Written instruction ▸ Where the word "name" occurs in a line, return that line.

Material for this exercise ▸
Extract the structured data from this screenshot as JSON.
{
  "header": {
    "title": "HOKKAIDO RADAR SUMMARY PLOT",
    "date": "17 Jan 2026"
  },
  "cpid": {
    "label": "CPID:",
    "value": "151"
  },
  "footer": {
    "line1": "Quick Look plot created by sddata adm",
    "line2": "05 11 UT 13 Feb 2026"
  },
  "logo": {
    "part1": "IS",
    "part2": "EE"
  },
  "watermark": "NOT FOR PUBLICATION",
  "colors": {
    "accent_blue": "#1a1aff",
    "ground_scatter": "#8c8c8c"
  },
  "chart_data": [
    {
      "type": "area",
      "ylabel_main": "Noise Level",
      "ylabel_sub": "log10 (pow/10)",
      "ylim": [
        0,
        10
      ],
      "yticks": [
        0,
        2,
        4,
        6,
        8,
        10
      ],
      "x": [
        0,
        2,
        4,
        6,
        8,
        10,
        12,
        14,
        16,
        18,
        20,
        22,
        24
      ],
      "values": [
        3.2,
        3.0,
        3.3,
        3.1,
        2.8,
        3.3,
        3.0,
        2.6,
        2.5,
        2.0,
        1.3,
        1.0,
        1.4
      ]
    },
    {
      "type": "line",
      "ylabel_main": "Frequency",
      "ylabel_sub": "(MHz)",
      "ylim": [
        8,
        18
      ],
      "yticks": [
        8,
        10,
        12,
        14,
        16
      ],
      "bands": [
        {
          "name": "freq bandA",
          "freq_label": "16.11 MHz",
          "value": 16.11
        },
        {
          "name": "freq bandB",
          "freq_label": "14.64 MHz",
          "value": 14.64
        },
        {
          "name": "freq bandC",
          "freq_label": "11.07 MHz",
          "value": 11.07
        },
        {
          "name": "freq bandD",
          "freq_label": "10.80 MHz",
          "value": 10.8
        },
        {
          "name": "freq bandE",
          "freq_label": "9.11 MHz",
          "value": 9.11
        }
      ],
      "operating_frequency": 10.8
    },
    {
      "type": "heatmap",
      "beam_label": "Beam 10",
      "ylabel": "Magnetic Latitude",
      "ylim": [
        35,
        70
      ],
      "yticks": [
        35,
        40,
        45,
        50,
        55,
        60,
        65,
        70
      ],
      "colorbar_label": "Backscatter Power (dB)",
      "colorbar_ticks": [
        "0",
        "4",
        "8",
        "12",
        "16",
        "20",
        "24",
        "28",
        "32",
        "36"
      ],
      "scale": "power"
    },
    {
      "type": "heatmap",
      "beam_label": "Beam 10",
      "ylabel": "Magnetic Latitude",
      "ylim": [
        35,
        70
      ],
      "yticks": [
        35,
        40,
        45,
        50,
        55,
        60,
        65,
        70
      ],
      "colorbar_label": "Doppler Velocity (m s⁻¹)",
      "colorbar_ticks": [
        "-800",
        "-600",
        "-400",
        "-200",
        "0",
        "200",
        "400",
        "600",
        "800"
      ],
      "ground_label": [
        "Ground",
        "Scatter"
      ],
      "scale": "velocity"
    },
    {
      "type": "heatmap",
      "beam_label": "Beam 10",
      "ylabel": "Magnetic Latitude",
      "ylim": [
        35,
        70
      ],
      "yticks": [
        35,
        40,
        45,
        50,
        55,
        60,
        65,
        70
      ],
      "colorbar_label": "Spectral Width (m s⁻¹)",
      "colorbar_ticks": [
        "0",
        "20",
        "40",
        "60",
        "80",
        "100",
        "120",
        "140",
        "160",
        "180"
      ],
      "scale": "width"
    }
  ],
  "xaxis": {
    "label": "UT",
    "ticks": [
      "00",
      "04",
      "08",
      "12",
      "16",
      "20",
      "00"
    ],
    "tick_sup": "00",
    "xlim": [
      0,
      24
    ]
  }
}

Expected answer ▸
          "name": "freq bandA",
          "name": "freq bandB",
          "name": "freq bandC",
          "name": "freq bandD",
          "name": "freq bandE",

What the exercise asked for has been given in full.